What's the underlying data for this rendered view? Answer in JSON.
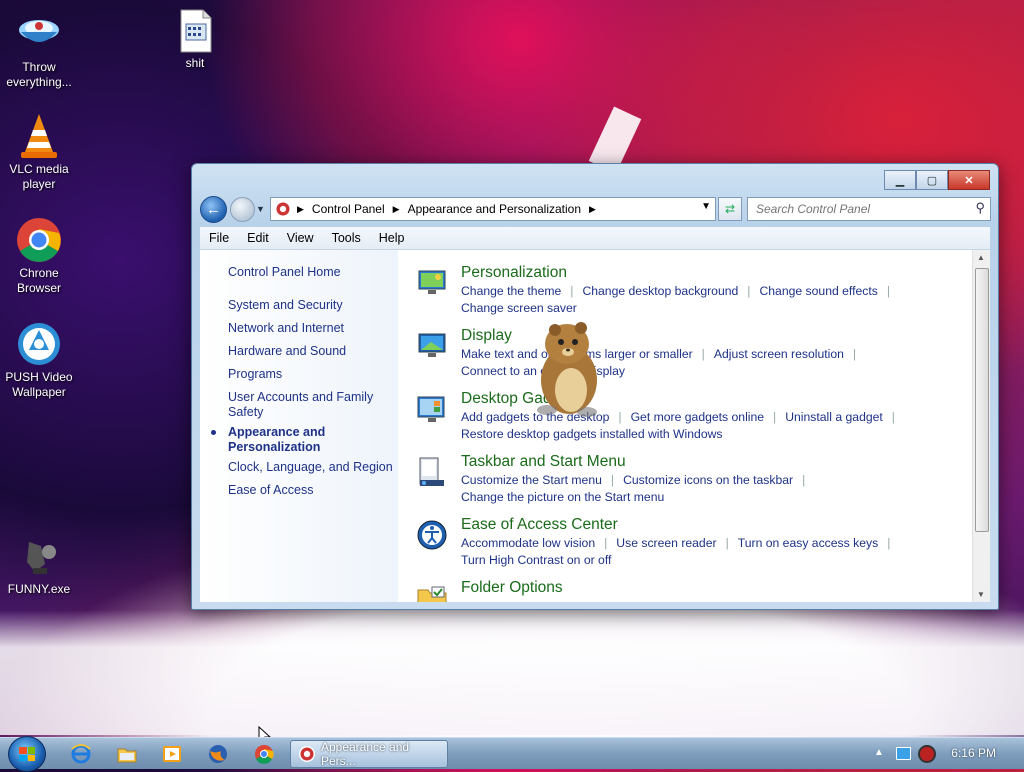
{
  "desktop": {
    "icons": [
      {
        "label": "Throw everything...",
        "icon": "bowl-icon"
      },
      {
        "label": "shit",
        "icon": "document-icon"
      },
      {
        "label": "VLC media player",
        "icon": "vlc-cone-icon"
      },
      {
        "label": "Chrone Browser",
        "icon": "chrome-icon"
      },
      {
        "label": "PUSH Video Wallpaper",
        "icon": "push-icon"
      },
      {
        "label": "FUNNY.exe",
        "icon": "executable-icon"
      }
    ]
  },
  "window": {
    "title": "",
    "controls": {
      "minimize": "▁",
      "maximize": "▢",
      "close": "✕"
    },
    "address": {
      "crumbs": [
        "Control Panel",
        "Appearance and Personalization"
      ]
    },
    "search": {
      "placeholder": "Search Control Panel"
    },
    "menu": [
      "File",
      "Edit",
      "View",
      "Tools",
      "Help"
    ],
    "sidebar": {
      "items": [
        {
          "label": "Control Panel Home",
          "active": false
        },
        {
          "label": "System and Security",
          "active": false
        },
        {
          "label": "Network and Internet",
          "active": false
        },
        {
          "label": "Hardware and Sound",
          "active": false
        },
        {
          "label": "Programs",
          "active": false
        },
        {
          "label": "User Accounts and Family Safety",
          "active": false
        },
        {
          "label": "Appearance and Personalization",
          "active": true
        },
        {
          "label": "Clock, Language, and Region",
          "active": false
        },
        {
          "label": "Ease of Access",
          "active": false
        }
      ]
    },
    "categories": [
      {
        "title": "Personalization",
        "icon": "personalization-monitor-icon",
        "links": [
          "Change the theme",
          "Change desktop background",
          "Change sound effects",
          "Change screen saver"
        ]
      },
      {
        "title": "Display",
        "icon": "display-monitor-icon",
        "links": [
          "Make text and other items larger or smaller",
          "Adjust screen resolution",
          "Connect to an external display"
        ]
      },
      {
        "title": "Desktop Gadgets",
        "icon": "gadgets-icon",
        "links": [
          "Add gadgets to the desktop",
          "Get more gadgets online",
          "Uninstall a gadget",
          "Restore desktop gadgets installed with Windows"
        ]
      },
      {
        "title": "Taskbar and Start Menu",
        "icon": "taskbar-icon",
        "links": [
          "Customize the Start menu",
          "Customize icons on the taskbar",
          "Change the picture on the Start menu"
        ]
      },
      {
        "title": "Ease of Access Center",
        "icon": "ease-of-access-icon",
        "links": [
          "Accommodate low vision",
          "Use screen reader",
          "Turn on easy access keys",
          "Turn High Contrast on or off"
        ]
      },
      {
        "title": "Folder Options",
        "icon": "folder-options-icon",
        "links": []
      }
    ]
  },
  "taskbar": {
    "pinned": [
      "ie-icon",
      "explorer-folder-icon",
      "media-player-icon",
      "firefox-icon",
      "chrome-icon"
    ],
    "active_task": "Appearance and Pers...",
    "clock": "6:16 PM",
    "tray_icons": [
      "show-hidden-icons-icon",
      "action-center-icon",
      "volume-icon"
    ]
  },
  "colors": {
    "link": "#1e3287",
    "category_title": "#1a6b1a",
    "taskbar": "#7e9dbd"
  }
}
--*--
Except for the pictures, print the data above exactly.

What's the underlying data for this rendered view? Answer in JSON.
{
  "desktop": {
    "icons": [
      {
        "label": "Throw everything...",
        "icon": "bowl-icon"
      },
      {
        "label": "shit",
        "icon": "document-icon"
      },
      {
        "label": "VLC media player",
        "icon": "vlc-cone-icon"
      },
      {
        "label": "Chrone Browser",
        "icon": "chrome-icon"
      },
      {
        "label": "PUSH Video Wallpaper",
        "icon": "push-icon"
      },
      {
        "label": "FUNNY.exe",
        "icon": "executable-icon"
      }
    ]
  },
  "window": {
    "title": "",
    "controls": {
      "minimize": "▁",
      "maximize": "▢",
      "close": "✕"
    },
    "address": {
      "crumbs": [
        "Control Panel",
        "Appearance and Personalization"
      ]
    },
    "search": {
      "placeholder": "Search Control Panel"
    },
    "menu": [
      "File",
      "Edit",
      "View",
      "Tools",
      "Help"
    ],
    "sidebar": {
      "items": [
        {
          "label": "Control Panel Home",
          "active": false
        },
        {
          "label": "System and Security",
          "active": false
        },
        {
          "label": "Network and Internet",
          "active": false
        },
        {
          "label": "Hardware and Sound",
          "active": false
        },
        {
          "label": "Programs",
          "active": false
        },
        {
          "label": "User Accounts and Family Safety",
          "active": false
        },
        {
          "label": "Appearance and Personalization",
          "active": true
        },
        {
          "label": "Clock, Language, and Region",
          "active": false
        },
        {
          "label": "Ease of Access",
          "active": false
        }
      ]
    },
    "categories": [
      {
        "title": "Personalization",
        "icon": "personalization-monitor-icon",
        "links": [
          "Change the theme",
          "Change desktop background",
          "Change sound effects",
          "Change screen saver"
        ]
      },
      {
        "title": "Display",
        "icon": "display-monitor-icon",
        "links": [
          "Make text and other items larger or smaller",
          "Adjust screen resolution",
          "Connect to an external display"
        ]
      },
      {
        "title": "Desktop Gadgets",
        "icon": "gadgets-icon",
        "links": [
          "Add gadgets to the desktop",
          "Get more gadgets online",
          "Uninstall a gadget",
          "Restore desktop gadgets installed with Windows"
        ]
      },
      {
        "title": "Taskbar and Start Menu",
        "icon": "taskbar-icon",
        "links": [
          "Customize the Start menu",
          "Customize icons on the taskbar",
          "Change the picture on the Start menu"
        ]
      },
      {
        "title": "Ease of Access Center",
        "icon": "ease-of-access-icon",
        "links": [
          "Accommodate low vision",
          "Use screen reader",
          "Turn on easy access keys",
          "Turn High Contrast on or off"
        ]
      },
      {
        "title": "Folder Options",
        "icon": "folder-options-icon",
        "links": []
      }
    ]
  },
  "taskbar": {
    "pinned": [
      "ie-icon",
      "explorer-folder-icon",
      "media-player-icon",
      "firefox-icon",
      "chrome-icon"
    ],
    "active_task": "Appearance and Pers...",
    "clock": "6:16 PM",
    "tray_icons": [
      "show-hidden-icons-icon",
      "action-center-icon",
      "volume-icon"
    ]
  },
  "colors": {
    "link": "#1e3287",
    "category_title": "#1a6b1a",
    "taskbar": "#7e9dbd"
  }
}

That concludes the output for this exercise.